[Some records]
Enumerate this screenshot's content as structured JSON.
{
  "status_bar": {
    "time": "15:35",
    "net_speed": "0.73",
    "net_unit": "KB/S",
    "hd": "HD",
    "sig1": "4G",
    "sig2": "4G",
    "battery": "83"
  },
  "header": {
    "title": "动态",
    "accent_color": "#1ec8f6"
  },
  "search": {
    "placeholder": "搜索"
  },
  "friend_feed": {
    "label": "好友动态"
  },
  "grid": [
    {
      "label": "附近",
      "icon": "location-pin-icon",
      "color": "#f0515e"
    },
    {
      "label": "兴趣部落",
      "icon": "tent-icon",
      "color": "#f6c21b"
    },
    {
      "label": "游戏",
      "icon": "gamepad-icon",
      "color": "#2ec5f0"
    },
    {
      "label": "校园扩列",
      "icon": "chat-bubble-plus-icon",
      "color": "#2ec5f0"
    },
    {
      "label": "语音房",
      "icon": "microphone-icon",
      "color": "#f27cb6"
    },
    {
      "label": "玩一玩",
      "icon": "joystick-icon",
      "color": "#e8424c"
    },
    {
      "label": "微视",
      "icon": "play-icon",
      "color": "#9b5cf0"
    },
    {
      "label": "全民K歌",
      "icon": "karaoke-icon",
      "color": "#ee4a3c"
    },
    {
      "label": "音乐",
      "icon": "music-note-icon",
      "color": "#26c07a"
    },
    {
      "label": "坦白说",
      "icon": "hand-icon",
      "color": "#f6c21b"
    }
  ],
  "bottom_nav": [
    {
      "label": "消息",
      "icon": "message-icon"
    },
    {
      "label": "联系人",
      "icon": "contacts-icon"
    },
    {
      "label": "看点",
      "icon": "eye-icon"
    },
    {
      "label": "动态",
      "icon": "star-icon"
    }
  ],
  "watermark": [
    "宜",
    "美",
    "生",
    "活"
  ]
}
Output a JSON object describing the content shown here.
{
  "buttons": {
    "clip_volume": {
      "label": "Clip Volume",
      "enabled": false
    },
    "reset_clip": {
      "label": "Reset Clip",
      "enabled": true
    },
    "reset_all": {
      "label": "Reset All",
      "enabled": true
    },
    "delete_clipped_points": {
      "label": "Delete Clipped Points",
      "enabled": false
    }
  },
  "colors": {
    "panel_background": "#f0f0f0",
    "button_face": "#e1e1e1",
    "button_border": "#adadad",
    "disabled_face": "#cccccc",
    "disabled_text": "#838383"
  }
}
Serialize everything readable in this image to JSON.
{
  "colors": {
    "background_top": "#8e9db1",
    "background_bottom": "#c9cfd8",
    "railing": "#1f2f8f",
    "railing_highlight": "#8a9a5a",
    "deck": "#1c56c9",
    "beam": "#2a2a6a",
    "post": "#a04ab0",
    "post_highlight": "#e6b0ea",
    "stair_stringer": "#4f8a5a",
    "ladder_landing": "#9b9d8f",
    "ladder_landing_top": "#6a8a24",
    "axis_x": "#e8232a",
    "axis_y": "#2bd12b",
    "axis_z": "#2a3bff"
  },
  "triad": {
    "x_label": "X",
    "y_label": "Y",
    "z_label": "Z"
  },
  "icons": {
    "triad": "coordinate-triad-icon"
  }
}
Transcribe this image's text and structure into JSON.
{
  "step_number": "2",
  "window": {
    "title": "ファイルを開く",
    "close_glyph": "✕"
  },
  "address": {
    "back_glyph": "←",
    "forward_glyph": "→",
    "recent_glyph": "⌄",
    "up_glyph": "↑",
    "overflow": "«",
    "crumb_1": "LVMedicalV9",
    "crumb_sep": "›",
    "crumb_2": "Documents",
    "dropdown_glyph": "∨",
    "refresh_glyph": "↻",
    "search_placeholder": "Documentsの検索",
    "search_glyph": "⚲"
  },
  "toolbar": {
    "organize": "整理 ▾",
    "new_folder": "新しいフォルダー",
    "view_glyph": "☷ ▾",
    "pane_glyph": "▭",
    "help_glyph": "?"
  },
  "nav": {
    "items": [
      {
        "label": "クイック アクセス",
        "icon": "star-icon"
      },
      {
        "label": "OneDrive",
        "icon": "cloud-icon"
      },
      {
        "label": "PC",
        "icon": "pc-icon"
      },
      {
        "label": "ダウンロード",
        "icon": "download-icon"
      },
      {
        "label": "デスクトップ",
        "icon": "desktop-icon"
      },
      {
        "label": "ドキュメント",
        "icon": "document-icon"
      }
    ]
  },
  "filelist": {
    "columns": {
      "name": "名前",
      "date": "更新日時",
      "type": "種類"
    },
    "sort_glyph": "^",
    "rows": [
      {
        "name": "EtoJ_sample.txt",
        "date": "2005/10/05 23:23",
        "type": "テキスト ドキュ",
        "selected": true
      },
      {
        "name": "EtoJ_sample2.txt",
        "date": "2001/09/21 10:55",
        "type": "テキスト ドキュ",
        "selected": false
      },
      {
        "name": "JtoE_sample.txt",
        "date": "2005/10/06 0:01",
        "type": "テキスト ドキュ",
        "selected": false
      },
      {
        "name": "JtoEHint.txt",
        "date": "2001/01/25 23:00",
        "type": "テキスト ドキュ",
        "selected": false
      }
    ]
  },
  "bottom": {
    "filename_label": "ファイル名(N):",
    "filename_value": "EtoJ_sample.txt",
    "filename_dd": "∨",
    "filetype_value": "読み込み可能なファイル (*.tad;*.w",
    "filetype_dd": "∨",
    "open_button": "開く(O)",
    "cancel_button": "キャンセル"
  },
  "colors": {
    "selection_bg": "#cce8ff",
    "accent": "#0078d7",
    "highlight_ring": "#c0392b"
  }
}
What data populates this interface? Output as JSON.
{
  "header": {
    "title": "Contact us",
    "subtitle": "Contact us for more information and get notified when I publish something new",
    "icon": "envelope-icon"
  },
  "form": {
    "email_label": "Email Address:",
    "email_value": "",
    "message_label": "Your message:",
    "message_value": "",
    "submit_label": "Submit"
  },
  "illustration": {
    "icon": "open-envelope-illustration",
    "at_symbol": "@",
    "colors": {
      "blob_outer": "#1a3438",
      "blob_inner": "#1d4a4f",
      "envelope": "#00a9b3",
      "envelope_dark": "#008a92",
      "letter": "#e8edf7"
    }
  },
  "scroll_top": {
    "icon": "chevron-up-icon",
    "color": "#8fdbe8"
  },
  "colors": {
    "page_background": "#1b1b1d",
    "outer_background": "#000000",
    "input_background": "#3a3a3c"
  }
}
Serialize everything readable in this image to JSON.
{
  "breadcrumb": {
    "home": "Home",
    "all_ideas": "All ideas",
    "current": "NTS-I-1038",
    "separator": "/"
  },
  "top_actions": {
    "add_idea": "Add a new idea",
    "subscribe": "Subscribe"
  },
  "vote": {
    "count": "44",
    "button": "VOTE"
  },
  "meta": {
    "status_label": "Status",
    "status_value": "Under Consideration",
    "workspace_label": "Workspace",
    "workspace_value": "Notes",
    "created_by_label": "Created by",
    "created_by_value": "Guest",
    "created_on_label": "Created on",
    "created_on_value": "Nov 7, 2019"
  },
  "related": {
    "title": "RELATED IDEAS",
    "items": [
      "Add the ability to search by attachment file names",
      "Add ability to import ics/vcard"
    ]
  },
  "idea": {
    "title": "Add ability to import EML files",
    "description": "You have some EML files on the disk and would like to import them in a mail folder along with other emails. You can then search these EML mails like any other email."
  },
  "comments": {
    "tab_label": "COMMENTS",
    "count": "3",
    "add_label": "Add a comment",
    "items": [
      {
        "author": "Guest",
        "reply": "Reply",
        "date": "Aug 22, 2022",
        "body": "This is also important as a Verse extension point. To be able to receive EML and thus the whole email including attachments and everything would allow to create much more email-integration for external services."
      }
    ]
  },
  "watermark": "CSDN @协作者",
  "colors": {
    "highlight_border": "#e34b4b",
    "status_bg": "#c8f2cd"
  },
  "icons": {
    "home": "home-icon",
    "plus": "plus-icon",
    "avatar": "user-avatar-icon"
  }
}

Exercise directions: Pick out and copy the lines of the entries that hold the string "illustration".

Output of the exercise:
  "illustration": {
    "icon": "open-envelope-illustration",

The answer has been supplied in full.